→ Request: Go through the entries one line at a time, and gather every line that has the word "ylabel".

→ Supplied material:
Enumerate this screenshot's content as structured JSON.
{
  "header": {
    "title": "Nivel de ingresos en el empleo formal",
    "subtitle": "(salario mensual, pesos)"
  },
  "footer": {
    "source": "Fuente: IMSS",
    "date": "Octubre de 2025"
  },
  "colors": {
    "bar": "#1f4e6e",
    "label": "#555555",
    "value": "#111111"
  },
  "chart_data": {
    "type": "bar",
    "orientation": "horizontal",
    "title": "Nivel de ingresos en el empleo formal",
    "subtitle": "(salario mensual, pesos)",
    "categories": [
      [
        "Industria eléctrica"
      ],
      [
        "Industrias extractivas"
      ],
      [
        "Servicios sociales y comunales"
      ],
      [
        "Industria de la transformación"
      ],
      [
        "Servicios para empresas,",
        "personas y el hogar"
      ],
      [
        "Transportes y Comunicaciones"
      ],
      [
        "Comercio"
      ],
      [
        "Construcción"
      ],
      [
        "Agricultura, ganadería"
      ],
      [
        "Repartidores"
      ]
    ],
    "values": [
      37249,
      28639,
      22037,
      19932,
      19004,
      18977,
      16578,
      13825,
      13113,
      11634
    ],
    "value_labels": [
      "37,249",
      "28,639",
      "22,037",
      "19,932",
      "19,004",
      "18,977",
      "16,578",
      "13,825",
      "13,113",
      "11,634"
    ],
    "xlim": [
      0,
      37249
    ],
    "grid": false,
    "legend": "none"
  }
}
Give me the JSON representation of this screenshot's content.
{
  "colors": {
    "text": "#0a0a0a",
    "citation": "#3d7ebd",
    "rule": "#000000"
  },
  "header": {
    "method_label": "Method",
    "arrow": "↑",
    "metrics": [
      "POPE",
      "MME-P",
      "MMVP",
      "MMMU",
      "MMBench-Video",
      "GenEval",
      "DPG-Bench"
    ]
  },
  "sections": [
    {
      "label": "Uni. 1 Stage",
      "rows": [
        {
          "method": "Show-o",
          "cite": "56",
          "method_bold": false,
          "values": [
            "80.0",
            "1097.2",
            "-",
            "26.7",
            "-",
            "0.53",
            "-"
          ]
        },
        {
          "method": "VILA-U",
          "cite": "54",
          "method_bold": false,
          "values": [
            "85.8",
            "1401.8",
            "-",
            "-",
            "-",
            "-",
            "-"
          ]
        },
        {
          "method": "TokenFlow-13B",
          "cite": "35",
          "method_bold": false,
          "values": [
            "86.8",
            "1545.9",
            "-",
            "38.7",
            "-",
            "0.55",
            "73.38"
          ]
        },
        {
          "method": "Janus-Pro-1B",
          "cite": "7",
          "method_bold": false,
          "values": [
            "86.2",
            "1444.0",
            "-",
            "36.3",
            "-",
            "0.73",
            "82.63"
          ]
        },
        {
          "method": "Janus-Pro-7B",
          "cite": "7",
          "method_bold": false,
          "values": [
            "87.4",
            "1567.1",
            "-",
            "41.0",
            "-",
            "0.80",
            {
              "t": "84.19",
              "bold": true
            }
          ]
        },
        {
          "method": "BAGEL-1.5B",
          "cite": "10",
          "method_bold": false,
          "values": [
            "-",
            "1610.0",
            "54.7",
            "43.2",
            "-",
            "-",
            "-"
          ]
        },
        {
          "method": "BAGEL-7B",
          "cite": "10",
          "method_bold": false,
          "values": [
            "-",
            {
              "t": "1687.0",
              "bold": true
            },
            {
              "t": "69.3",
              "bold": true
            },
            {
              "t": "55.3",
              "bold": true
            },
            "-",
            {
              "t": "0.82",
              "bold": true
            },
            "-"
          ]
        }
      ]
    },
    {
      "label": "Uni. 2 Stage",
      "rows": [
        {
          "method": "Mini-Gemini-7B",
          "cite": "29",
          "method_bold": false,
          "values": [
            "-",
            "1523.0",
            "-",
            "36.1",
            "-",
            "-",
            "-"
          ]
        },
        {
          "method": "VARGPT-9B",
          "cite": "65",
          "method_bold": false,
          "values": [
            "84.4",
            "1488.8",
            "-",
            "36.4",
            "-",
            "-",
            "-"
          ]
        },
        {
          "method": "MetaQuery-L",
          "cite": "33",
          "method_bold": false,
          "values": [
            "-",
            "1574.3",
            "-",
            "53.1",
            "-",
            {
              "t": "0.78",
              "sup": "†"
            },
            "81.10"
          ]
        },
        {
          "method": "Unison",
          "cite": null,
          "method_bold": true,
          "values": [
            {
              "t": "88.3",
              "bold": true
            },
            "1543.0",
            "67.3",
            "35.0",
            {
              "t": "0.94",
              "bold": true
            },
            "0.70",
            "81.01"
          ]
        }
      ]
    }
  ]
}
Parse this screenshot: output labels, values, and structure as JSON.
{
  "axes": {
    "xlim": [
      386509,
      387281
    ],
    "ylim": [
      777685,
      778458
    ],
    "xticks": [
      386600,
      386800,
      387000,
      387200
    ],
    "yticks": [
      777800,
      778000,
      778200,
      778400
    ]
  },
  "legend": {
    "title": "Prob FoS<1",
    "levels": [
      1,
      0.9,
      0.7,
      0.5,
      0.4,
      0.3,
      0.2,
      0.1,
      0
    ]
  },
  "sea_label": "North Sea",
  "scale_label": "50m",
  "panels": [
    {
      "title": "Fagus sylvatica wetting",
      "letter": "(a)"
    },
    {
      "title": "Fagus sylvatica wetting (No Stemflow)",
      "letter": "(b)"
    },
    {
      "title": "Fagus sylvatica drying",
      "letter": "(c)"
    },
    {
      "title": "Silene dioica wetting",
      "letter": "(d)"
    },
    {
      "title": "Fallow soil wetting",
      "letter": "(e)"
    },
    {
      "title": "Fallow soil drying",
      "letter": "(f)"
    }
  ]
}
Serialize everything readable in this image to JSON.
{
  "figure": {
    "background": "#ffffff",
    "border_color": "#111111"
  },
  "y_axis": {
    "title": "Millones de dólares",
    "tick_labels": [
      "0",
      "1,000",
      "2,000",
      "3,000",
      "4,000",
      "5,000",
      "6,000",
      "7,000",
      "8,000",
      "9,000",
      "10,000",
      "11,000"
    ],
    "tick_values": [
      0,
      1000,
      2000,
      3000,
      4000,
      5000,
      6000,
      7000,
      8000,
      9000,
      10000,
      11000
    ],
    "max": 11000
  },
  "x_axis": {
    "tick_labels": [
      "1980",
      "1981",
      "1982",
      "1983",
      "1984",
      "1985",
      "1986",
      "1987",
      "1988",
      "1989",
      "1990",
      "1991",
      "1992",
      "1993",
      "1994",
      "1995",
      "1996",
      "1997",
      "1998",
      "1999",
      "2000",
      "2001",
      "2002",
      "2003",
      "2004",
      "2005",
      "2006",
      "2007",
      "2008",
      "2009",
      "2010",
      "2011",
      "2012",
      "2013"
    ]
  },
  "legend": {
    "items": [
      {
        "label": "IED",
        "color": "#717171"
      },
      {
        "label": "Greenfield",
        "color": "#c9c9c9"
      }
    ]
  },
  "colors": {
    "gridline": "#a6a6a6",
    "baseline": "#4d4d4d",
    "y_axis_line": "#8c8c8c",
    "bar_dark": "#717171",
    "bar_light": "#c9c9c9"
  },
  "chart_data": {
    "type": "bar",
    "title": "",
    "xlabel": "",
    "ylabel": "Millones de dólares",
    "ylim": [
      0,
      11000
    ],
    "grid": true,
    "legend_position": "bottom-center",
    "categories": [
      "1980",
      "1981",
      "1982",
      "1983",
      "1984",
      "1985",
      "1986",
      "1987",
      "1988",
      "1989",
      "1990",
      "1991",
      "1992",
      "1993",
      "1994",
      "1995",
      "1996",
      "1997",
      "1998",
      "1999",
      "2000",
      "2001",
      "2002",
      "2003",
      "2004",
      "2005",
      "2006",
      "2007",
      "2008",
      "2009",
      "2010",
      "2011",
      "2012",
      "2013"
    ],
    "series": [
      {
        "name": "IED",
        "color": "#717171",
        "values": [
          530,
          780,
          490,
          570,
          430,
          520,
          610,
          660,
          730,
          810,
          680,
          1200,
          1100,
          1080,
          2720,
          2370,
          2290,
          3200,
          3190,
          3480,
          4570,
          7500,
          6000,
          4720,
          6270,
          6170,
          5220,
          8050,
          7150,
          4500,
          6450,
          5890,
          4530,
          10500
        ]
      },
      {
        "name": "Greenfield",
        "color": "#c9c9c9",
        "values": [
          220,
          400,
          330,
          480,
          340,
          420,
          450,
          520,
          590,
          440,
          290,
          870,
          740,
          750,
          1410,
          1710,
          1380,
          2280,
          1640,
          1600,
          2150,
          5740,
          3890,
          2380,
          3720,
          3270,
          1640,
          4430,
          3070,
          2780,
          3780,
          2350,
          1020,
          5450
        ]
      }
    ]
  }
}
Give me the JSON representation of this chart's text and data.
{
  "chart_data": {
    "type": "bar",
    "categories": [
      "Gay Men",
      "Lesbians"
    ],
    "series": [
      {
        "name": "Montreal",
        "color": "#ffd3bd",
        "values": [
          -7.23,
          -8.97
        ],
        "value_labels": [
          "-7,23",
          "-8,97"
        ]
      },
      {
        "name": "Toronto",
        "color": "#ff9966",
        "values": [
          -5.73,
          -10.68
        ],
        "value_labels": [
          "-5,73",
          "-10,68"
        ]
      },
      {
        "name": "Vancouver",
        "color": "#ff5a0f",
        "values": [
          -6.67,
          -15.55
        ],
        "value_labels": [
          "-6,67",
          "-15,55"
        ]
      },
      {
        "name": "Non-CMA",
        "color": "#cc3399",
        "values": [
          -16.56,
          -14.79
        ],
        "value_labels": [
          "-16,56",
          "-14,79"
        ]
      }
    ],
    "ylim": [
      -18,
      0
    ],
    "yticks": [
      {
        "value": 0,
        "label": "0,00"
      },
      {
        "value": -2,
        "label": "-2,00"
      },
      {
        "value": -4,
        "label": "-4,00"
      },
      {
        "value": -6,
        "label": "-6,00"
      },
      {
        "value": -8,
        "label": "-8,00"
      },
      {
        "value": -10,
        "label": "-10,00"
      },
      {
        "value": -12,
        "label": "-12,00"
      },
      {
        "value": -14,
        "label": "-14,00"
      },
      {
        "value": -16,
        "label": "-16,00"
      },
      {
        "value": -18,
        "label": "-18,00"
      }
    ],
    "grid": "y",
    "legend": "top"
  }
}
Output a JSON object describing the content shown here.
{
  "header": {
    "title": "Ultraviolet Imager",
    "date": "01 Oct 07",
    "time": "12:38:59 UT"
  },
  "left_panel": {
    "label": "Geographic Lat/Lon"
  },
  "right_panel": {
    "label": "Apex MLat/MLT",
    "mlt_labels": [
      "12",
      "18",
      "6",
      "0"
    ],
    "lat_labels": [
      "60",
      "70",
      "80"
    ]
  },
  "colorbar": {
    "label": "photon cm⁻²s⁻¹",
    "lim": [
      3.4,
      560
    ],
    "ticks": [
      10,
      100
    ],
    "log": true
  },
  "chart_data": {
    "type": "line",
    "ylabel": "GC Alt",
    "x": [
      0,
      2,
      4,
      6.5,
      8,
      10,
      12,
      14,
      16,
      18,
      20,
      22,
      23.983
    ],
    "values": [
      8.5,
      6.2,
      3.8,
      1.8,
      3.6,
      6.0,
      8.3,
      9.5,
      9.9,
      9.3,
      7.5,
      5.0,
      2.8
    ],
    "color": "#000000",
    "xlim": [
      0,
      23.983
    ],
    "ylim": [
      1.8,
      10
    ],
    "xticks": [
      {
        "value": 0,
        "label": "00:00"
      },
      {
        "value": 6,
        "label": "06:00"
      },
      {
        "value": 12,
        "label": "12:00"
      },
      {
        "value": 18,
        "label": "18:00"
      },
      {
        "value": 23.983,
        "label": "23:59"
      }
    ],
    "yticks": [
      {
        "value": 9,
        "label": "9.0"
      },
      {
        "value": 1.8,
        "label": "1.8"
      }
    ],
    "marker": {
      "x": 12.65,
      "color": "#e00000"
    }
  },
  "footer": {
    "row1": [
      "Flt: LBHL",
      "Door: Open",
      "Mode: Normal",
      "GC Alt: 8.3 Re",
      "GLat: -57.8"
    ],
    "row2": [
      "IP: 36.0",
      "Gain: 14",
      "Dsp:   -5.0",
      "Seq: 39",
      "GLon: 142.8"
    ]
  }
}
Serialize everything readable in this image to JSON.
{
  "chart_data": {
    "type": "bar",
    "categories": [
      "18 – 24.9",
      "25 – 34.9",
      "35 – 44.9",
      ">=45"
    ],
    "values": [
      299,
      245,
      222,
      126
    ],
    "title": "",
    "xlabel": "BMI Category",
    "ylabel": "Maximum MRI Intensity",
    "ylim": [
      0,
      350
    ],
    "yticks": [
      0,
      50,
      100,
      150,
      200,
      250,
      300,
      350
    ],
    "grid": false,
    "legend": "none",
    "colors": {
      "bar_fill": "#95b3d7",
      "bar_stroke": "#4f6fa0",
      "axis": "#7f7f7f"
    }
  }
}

→ Reply to the exercise:
    "ylabel": "Millones de dólares",
    "ylabel": "GC Alt",
    "ylabel": "Maximum MRI Intensity",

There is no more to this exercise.